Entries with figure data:
◆ ◆ ◆ ◆ ◆ ◆ ◆
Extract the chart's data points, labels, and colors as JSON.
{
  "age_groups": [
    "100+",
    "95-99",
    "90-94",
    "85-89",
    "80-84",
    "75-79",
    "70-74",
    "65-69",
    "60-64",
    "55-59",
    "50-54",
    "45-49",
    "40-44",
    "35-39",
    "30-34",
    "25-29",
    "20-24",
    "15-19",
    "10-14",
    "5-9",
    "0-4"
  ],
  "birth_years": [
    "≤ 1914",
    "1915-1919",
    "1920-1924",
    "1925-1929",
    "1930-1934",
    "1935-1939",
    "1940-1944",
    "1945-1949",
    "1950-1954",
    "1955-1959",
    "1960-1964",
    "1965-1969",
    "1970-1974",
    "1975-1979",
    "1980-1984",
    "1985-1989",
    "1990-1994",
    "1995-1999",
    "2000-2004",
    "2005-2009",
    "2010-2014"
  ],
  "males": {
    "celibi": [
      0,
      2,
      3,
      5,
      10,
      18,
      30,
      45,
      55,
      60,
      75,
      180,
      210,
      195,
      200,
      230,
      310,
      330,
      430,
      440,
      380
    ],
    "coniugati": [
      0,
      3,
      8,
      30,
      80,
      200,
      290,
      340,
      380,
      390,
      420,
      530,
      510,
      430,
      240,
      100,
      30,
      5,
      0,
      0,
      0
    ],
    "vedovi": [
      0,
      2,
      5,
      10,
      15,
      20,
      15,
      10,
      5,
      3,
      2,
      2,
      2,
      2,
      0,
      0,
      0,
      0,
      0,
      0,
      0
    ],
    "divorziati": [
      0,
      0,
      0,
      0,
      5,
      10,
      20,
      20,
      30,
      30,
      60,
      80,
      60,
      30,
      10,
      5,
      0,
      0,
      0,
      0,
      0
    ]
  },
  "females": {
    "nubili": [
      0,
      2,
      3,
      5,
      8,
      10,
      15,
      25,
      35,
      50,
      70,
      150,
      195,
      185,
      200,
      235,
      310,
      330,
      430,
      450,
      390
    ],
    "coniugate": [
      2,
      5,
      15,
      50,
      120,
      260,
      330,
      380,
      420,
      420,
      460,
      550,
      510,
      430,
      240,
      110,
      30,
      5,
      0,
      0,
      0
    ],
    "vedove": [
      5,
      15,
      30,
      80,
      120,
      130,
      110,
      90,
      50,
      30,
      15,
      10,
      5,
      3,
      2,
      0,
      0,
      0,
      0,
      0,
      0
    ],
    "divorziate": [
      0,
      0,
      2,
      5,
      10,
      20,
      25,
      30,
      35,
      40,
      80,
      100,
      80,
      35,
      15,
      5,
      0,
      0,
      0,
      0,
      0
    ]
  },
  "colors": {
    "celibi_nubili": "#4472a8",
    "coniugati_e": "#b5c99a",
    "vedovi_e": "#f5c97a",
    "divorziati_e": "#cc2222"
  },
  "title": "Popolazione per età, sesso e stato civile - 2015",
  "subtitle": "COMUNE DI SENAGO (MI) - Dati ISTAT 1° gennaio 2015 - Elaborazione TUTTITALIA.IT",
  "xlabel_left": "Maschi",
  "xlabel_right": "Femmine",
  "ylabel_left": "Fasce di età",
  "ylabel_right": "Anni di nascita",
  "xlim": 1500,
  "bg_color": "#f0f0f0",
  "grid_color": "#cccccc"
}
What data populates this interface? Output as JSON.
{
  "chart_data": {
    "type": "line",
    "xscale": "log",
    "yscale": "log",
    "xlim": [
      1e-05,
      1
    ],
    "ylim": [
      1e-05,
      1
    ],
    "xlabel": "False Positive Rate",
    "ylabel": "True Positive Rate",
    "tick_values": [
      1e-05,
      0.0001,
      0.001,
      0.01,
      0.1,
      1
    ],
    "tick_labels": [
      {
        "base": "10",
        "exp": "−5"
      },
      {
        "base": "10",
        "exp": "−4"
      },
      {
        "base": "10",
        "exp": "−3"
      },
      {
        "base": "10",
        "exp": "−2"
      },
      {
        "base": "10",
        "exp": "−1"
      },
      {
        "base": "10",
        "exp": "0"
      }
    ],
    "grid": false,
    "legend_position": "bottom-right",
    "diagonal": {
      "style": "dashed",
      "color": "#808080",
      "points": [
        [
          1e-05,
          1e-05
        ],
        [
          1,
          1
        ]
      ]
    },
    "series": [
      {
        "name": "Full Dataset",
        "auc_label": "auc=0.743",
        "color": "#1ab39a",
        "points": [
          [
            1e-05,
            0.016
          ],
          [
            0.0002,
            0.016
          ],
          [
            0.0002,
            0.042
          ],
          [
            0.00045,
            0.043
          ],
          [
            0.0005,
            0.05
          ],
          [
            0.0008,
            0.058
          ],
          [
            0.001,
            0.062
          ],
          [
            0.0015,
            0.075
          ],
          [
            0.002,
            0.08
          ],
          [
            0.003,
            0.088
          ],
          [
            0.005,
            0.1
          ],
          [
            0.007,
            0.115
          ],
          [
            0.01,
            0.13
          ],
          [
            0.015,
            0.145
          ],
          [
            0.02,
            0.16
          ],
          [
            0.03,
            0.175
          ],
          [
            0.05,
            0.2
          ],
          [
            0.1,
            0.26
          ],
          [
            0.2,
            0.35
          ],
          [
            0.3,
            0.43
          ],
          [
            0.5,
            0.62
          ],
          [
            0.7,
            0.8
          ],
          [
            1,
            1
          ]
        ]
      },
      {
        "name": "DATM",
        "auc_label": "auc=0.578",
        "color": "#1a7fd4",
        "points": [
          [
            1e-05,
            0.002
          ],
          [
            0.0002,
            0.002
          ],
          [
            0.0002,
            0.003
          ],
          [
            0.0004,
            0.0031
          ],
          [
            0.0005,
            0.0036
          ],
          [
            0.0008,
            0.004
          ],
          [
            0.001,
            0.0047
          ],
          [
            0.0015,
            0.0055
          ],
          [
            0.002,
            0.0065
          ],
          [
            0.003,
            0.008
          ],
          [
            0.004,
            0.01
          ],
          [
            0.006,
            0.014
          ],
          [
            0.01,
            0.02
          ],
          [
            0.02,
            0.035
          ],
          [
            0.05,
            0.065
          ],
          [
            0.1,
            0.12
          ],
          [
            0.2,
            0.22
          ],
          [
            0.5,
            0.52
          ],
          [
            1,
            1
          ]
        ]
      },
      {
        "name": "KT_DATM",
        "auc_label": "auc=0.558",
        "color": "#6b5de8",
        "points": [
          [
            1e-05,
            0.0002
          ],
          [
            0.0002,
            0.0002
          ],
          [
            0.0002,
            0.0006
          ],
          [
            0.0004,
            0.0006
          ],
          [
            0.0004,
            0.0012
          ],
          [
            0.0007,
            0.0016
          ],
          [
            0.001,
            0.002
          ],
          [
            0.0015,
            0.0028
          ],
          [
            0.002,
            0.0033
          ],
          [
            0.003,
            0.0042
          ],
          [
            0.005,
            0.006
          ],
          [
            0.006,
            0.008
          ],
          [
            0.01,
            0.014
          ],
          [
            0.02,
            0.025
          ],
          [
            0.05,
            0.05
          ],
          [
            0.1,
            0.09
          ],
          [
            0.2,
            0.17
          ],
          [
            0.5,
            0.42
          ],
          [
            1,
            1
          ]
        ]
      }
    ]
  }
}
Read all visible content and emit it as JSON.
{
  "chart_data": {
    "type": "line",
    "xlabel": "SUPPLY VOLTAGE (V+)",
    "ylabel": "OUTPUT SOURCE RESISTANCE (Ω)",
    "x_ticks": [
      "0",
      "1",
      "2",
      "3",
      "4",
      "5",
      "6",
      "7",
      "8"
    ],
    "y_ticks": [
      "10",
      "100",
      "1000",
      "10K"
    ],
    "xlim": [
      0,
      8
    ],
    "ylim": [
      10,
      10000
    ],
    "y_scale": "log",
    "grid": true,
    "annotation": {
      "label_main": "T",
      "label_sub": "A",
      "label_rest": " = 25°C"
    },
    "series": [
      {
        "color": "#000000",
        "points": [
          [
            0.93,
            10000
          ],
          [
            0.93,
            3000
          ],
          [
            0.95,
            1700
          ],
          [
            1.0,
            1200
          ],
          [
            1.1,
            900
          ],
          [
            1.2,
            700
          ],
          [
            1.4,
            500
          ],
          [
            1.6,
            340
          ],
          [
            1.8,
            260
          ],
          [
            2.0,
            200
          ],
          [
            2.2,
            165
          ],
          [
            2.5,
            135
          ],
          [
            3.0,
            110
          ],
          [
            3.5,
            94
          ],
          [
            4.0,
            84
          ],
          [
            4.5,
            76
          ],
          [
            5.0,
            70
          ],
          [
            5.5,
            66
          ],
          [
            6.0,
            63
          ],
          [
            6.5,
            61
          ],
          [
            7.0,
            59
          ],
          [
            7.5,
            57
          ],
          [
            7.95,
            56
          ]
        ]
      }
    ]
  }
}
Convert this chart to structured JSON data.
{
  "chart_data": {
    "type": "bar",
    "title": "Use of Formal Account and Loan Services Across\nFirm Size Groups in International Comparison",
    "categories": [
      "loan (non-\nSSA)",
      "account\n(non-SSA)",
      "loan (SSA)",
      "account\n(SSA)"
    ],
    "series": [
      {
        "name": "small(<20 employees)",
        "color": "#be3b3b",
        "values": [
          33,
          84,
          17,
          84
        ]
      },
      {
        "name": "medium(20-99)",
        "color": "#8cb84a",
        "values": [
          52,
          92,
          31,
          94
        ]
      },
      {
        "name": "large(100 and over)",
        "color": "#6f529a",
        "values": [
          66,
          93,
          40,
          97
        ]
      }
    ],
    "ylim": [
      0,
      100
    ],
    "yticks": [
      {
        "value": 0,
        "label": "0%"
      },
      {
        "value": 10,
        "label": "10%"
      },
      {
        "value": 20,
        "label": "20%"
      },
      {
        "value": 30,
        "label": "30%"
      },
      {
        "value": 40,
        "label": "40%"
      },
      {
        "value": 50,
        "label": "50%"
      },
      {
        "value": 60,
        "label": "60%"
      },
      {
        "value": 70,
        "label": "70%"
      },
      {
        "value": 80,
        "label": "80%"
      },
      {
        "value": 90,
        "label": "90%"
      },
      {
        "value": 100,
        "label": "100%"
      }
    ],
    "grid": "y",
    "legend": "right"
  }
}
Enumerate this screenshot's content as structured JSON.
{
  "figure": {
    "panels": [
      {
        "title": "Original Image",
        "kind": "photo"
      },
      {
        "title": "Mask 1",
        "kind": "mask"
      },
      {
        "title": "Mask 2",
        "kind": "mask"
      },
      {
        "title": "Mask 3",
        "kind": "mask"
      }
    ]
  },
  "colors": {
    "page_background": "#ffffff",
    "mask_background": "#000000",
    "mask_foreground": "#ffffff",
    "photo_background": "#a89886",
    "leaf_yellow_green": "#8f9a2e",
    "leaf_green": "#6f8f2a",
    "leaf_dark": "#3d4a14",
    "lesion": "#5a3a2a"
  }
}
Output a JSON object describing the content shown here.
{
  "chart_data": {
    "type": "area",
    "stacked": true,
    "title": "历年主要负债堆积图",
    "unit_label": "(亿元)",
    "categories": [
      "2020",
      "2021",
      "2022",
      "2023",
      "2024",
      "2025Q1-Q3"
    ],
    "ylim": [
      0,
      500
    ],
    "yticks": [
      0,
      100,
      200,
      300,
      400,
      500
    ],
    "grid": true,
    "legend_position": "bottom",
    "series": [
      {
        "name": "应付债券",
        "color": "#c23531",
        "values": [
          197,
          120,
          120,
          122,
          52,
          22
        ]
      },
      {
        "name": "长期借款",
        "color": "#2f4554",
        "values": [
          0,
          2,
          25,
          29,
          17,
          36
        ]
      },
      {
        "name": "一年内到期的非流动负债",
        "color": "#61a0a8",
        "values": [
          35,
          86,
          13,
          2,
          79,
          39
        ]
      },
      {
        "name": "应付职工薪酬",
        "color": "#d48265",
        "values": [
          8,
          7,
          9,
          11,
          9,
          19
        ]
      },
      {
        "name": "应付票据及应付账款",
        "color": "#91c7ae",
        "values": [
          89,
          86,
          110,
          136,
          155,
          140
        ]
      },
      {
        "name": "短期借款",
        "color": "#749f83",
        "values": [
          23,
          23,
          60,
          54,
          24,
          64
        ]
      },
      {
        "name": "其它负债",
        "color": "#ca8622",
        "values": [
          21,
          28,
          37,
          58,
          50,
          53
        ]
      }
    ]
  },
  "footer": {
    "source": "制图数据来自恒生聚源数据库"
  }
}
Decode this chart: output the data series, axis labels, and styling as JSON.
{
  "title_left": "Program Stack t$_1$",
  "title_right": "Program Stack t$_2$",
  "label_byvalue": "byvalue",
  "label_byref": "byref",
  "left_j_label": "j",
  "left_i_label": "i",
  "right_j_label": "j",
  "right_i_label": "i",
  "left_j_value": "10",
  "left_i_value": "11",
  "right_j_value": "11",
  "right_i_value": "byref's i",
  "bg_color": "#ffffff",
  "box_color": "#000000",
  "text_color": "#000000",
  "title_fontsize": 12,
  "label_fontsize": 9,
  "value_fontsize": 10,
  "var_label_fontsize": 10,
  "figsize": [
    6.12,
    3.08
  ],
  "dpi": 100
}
◆ ◆ ◆ ◆ ◆ ◆ ◆
◆ **WHAT THE TASK ASKS**: The answer is one number: how many lines of the material above contain "type".

◆ **EXERCISE RESULT**: 4